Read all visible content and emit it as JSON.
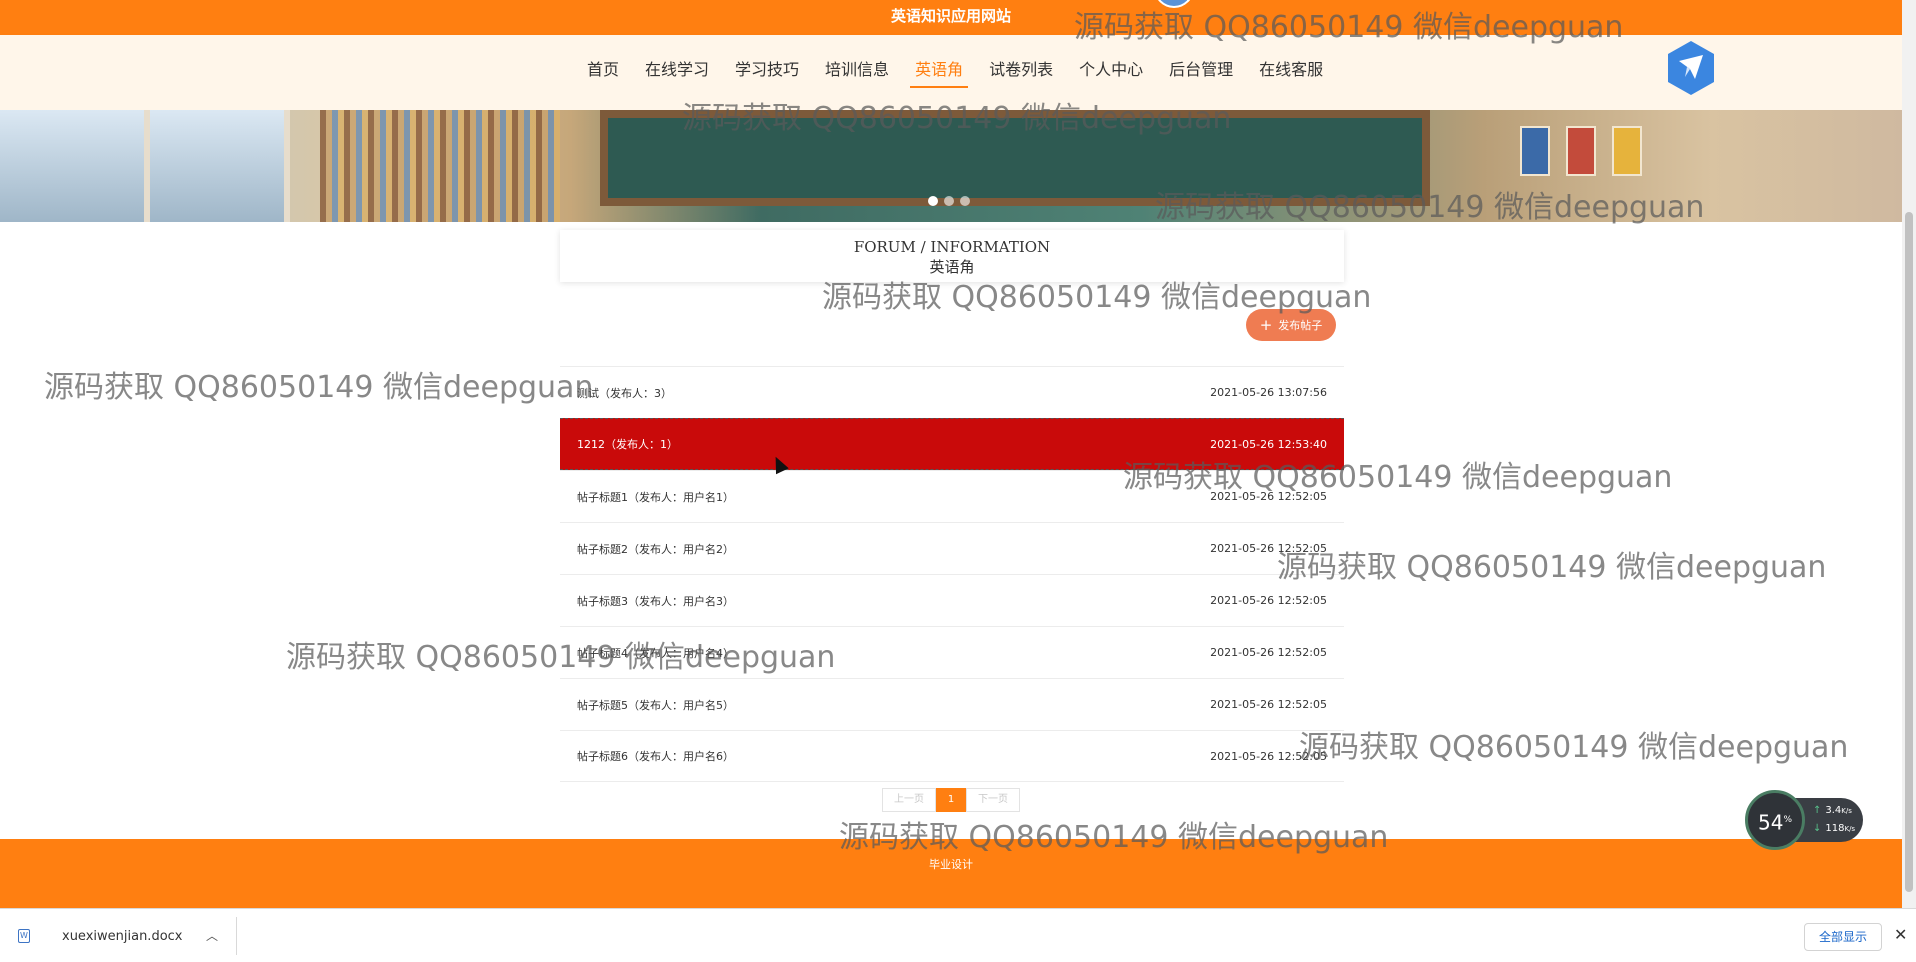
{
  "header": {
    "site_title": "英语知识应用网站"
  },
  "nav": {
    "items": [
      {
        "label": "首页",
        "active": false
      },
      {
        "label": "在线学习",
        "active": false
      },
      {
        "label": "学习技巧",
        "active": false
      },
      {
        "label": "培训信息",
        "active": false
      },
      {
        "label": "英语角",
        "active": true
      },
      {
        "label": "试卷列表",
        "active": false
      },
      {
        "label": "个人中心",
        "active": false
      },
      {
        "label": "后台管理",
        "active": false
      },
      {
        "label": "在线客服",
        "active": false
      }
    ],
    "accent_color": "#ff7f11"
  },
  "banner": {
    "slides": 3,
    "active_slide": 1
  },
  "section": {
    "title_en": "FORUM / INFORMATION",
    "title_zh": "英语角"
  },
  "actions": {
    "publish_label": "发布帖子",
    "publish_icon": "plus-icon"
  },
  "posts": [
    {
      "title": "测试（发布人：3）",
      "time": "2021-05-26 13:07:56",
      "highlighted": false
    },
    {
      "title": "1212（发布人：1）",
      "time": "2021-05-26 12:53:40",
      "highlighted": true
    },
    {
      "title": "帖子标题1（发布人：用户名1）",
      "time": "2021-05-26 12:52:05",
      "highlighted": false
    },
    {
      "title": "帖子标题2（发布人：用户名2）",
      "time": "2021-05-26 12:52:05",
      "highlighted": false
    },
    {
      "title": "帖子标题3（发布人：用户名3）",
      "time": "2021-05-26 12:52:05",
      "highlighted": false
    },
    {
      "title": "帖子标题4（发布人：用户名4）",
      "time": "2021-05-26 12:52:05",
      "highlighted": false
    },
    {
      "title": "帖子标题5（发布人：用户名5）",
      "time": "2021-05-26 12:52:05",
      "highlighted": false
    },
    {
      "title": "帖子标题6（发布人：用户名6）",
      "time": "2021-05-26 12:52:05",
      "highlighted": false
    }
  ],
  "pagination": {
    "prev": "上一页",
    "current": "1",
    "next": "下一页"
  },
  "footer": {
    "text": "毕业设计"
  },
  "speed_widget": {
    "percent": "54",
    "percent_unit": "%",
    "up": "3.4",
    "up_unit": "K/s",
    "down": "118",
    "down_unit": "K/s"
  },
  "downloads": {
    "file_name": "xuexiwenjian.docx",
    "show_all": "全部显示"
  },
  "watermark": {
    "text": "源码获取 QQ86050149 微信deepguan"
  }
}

### REQUIREMENTS:
Your task is an exact transcription of all the data, minus the pictures.

### FULL RESPONSE:
Read all visible content and emit it as JSON.
{
  "header": {
    "site_title": "英语知识应用网站"
  },
  "nav": {
    "items": [
      {
        "label": "首页",
        "active": false
      },
      {
        "label": "在线学习",
        "active": false
      },
      {
        "label": "学习技巧",
        "active": false
      },
      {
        "label": "培训信息",
        "active": false
      },
      {
        "label": "英语角",
        "active": true
      },
      {
        "label": "试卷列表",
        "active": false
      },
      {
        "label": "个人中心",
        "active": false
      },
      {
        "label": "后台管理",
        "active": false
      },
      {
        "label": "在线客服",
        "active": false
      }
    ],
    "accent_color": "#ff7f11"
  },
  "banner": {
    "slides": 3,
    "active_slide": 1
  },
  "section": {
    "title_en": "FORUM / INFORMATION",
    "title_zh": "英语角"
  },
  "actions": {
    "publish_label": "发布帖子",
    "publish_icon": "plus-icon"
  },
  "posts": [
    {
      "title": "测试（发布人：3）",
      "time": "2021-05-26 13:07:56",
      "highlighted": false
    },
    {
      "title": "1212（发布人：1）",
      "time": "2021-05-26 12:53:40",
      "highlighted": true
    },
    {
      "title": "帖子标题1（发布人：用户名1）",
      "time": "2021-05-26 12:52:05",
      "highlighted": false
    },
    {
      "title": "帖子标题2（发布人：用户名2）",
      "time": "2021-05-26 12:52:05",
      "highlighted": false
    },
    {
      "title": "帖子标题3（发布人：用户名3）",
      "time": "2021-05-26 12:52:05",
      "highlighted": false
    },
    {
      "title": "帖子标题4（发布人：用户名4）",
      "time": "2021-05-26 12:52:05",
      "highlighted": false
    },
    {
      "title": "帖子标题5（发布人：用户名5）",
      "time": "2021-05-26 12:52:05",
      "highlighted": false
    },
    {
      "title": "帖子标题6（发布人：用户名6）",
      "time": "2021-05-26 12:52:05",
      "highlighted": false
    }
  ],
  "pagination": {
    "prev": "上一页",
    "current": "1",
    "next": "下一页"
  },
  "footer": {
    "text": "毕业设计"
  },
  "speed_widget": {
    "percent": "54",
    "percent_unit": "%",
    "up": "3.4",
    "up_unit": "K/s",
    "down": "118",
    "down_unit": "K/s"
  },
  "downloads": {
    "file_name": "xuexiwenjian.docx",
    "show_all": "全部显示"
  },
  "watermark": {
    "text": "源码获取 QQ86050149 微信deepguan"
  }
}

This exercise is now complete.